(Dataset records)
___

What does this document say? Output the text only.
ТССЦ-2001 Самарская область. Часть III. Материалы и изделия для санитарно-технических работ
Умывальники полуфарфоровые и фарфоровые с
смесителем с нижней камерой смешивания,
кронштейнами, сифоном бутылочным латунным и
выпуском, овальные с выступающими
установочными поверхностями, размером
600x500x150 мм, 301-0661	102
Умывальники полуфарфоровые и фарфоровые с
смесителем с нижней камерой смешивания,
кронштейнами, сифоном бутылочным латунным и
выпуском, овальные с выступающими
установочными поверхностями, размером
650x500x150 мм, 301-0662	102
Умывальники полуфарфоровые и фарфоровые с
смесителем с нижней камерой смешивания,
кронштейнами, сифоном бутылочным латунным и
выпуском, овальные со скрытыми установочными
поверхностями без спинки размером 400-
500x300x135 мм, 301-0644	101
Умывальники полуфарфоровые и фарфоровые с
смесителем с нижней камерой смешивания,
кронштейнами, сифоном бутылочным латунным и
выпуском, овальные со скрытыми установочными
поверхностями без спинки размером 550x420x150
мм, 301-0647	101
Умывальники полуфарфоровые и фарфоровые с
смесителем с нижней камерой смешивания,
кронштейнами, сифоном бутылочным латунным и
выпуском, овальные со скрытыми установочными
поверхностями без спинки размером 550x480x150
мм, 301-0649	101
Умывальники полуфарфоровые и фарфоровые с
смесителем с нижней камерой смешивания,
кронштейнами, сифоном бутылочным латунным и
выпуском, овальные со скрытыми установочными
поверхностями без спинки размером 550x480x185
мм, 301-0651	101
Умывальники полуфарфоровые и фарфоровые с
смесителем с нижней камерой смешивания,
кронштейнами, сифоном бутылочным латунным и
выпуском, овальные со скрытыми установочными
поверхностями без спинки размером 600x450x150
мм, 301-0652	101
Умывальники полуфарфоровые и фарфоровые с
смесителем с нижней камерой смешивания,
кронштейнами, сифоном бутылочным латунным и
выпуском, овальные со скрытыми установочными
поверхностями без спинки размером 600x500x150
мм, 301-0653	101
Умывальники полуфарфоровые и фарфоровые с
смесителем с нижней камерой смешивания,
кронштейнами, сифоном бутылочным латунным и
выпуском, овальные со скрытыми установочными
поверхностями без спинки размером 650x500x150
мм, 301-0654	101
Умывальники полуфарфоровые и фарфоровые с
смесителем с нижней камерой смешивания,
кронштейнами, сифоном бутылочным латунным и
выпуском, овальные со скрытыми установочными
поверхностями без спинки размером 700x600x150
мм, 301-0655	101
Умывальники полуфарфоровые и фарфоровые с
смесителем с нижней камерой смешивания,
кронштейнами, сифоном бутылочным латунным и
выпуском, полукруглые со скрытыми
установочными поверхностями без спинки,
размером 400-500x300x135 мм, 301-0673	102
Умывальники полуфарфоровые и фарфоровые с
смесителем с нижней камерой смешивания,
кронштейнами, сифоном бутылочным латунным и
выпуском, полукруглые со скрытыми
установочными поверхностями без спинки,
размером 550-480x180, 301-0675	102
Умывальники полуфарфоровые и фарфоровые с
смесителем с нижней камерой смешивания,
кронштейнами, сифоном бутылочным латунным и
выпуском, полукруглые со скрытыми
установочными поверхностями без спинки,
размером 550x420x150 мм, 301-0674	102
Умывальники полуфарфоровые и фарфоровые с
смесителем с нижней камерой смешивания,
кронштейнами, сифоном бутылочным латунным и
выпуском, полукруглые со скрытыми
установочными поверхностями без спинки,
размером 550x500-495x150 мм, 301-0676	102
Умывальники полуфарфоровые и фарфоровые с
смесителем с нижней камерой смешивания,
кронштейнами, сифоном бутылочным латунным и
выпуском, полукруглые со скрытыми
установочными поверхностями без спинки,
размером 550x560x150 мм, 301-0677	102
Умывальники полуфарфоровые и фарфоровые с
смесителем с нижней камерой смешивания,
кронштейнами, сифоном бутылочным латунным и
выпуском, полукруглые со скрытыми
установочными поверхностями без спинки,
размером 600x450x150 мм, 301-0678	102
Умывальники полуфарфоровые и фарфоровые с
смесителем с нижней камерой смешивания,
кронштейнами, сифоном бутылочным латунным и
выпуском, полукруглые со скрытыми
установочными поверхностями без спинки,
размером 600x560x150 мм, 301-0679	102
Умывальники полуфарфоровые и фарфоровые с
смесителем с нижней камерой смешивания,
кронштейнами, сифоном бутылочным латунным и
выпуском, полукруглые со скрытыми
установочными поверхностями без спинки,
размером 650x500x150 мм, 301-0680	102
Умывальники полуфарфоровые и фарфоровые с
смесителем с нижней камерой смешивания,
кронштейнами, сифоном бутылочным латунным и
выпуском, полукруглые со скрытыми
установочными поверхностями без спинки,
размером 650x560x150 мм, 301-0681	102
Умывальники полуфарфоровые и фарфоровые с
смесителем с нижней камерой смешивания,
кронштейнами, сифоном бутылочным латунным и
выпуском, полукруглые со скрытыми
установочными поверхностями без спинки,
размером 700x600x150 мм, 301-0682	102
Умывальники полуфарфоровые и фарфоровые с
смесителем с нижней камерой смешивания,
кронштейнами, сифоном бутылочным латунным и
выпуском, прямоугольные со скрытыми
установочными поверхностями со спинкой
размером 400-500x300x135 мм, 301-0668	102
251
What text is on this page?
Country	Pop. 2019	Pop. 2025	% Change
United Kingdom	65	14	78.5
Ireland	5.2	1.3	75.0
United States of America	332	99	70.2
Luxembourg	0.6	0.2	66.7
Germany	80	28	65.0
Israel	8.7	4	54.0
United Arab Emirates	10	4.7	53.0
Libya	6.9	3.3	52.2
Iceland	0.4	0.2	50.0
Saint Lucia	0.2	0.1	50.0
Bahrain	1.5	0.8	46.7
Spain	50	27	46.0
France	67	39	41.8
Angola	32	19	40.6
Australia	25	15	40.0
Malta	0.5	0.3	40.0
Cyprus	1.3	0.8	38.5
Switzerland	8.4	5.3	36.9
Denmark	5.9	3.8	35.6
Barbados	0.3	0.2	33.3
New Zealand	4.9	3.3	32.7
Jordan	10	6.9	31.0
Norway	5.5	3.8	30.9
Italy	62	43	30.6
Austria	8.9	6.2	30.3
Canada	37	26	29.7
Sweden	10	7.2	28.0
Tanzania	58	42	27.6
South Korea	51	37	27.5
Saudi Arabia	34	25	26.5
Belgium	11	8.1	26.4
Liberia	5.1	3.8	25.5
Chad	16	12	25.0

___

WHAT YOU NEED TO DO: Give back the data above exactly as it appears.

SOLUTION BELOW:
What does this document say? Output the text only.
ТССЦ-2001 Самарская область. Часть III. Материалы и изделия для санитарно-технических работ
Умывальники полуфарфоровые и фарфоровые с
смесителем с нижней камерой смешивания,
кронштейнами, сифоном бутылочным латунным и
выпуском, овальные с выступающими
установочными поверхностями, размером
600x500x150 мм, 301-0661	102
Умывальники полуфарфоровые и фарфоровые с
смесителем с нижней камерой смешивания,
кронштейнами, сифоном бутылочным латунным и
выпуском, овальные с выступающими
установочными поверхностями, размером
650x500x150 мм, 301-0662	102
Умывальники полуфарфоровые и фарфоровые с
смесителем с нижней камерой смешивания,
кронштейнами, сифоном бутылочным латунным и
выпуском, овальные со скрытыми установочными
поверхностями без спинки размером 400-
500x300x135 мм, 301-0644	101
Умывальники полуфарфоровые и фарфоровые с
смесителем с нижней камерой смешивания,
кронштейнами, сифоном бутылочным латунным и
выпуском, овальные со скрытыми установочными
поверхностями без спинки размером 550x420x150
мм, 301-0647	101
Умывальники полуфарфоровые и фарфоровые с
смесителем с нижней камерой смешивания,
кронштейнами, сифоном бутылочным латунным и
выпуском, овальные со скрытыми установочными
поверхностями без спинки размером 550x480x150
мм, 301-0649	101
Умывальники полуфарфоровые и фарфоровые с
смесителем с нижней камерой смешивания,
кронштейнами, сифоном бутылочным латунным и
выпуском, овальные со скрытыми установочными
поверхностями без спинки размером 550x480x185
мм, 301-0651	101
Умывальники полуфарфоровые и фарфоровые с
смесителем с нижней камерой смешивания,
кронштейнами, сифоном бутылочным латунным и
выпуском, овальные со скрытыми установочными
поверхностями без спинки размером 600x450x150
мм, 301-0652	101
Умывальники полуфарфоровые и фарфоровые с
смесителем с нижней камерой смешивания,
кронштейнами, сифоном бутылочным латунным и
выпуском, овальные со скрытыми установочными
поверхностями без спинки размером 600x500x150
мм, 301-0653	101
Умывальники полуфарфоровые и фарфоровые с
смесителем с нижней камерой смешивания,
кронштейнами, сифоном бутылочным латунным и
выпуском, овальные со скрытыми установочными
поверхностями без спинки размером 650x500x150
мм, 301-0654	101
Умывальники полуфарфоровые и фарфоровые с
смесителем с нижней камерой смешивания,
кронштейнами, сифоном бутылочным латунным и
выпуском, овальные со скрытыми установочными
поверхностями без спинки размером 700x600x150
мм, 301-0655	101
Умывальники полуфарфоровые и фарфоровые с
смесителем с нижней камерой смешивания,
кронштейнами, сифоном бутылочным латунным и
выпуском, полукруглые со скрытыми
установочными поверхностями без спинки,
размером 400-500x300x135 мм, 301-0673	102
Умывальники полуфарфоровые и фарфоровые с
смесителем с нижней камерой смешивания,
кронштейнами, сифоном бутылочным латунным и
выпуском, полукруглые со скрытыми
установочными поверхностями без спинки,
размером 550-480x180, 301-0675	102
Умывальники полуфарфоровые и фарфоровые с
смесителем с нижней камерой смешивания,
кронштейнами, сифоном бутылочным латунным и
выпуском, полукруглые со скрытыми
установочными поверхностями без спинки,
размером 550x420x150 мм, 301-0674	102
Умывальники полуфарфоровые и фарфоровые с
смесителем с нижней камерой смешивания,
кронштейнами, сифоном бутылочным латунным и
выпуском, полукруглые со скрытыми
установочными поверхностями без спинки,
размером 550x500-495x150 мм, 301-0676	102
Умывальники полуфарфоровые и фарфоровые с
смесителем с нижней камерой смешивания,
кронштейнами, сифоном бутылочным латунным и
выпуском, полукруглые со скрытыми
установочными поверхностями без спинки,
размером 550x560x150 мм, 301-0677	102
Умывальники полуфарфоровые и фарфоровые с
смесителем с нижней камерой смешивания,
кронштейнами, сифоном бутылочным латунным и
выпуском, полукруглые со скрытыми
установочными поверхностями без спинки,
размером 600x450x150 мм, 301-0678	102
Умывальники полуфарфоровые и фарфоровые с
смесителем с нижней камерой смешивания,
кронштейнами, сифоном бутылочным латунным и
выпуском, полукруглые со скрытыми
установочными поверхностями без спинки,
размером 600x560x150 мм, 301-0679	102
Умывальники полуфарфоровые и фарфоровые с
смесителем с нижней камерой смешивания,
кронштейнами, сифоном бутылочным латунным и
выпуском, полукруглые со скрытыми
установочными поверхностями без спинки,
размером 650x500x150 мм, 301-0680	102
Умывальники полуфарфоровые и фарфоровые с
смесителем с нижней камерой смешивания,
кронштейнами, сифоном бутылочным латунным и
выпуском, полукруглые со скрытыми
установочными поверхностями без спинки,
размером 650x560x150 мм, 301-0681	102
Умывальники полуфарфоровые и фарфоровые с
смесителем с нижней камерой смешивания,
кронштейнами, сифоном бутылочным латунным и
выпуском, полукруглые со скрытыми
установочными поверхностями без спинки,
размером 700x600x150 мм, 301-0682	102
Умывальники полуфарфоровые и фарфоровые с
смесителем с нижней камерой смешивания,
кронштейнами, сифоном бутылочным латунным и
выпуском, прямоугольные со скрытыми
установочными поверхностями со спинкой
размером 400-500x300x135 мм, 301-0668	102
251
What text is on this page?
Country	Pop. 2019	Pop. 2025	% Change
United Kingdom	65	14	78.5
Ireland	5.2	1.3	75.0
United States of America	332	99	70.2
Luxembourg	0.6	0.2	66.7
Germany	80	28	65.0
Israel	8.7	4	54.0
United Arab Emirates	10	4.7	53.0
Libya	6.9	3.3	52.2
Iceland	0.4	0.2	50.0
Saint Lucia	0.2	0.1	50.0
Bahrain	1.5	0.8	46.7
Spain	50	27	46.0
France	67	39	41.8
Angola	32	19	40.6
Australia	25	15	40.0
Malta	0.5	0.3	40.0
Cyprus	1.3	0.8	38.5
Switzerland	8.4	5.3	36.9
Denmark	5.9	3.8	35.6
Barbados	0.3	0.2	33.3
New Zealand	4.9	3.3	32.7
Jordan	10	6.9	31.0
Norway	5.5	3.8	30.9
Italy	62	43	30.6
Austria	8.9	6.2	30.3
Canada	37	26	29.7
Sweden	10	7.2	28.0
Tanzania	58	42	27.6
South Korea	51	37	27.5
Saudi Arabia	34	25	26.5
Belgium	11	8.1	26.4
Liberia	5.1	3.8	25.5
Chad	16	12	25.0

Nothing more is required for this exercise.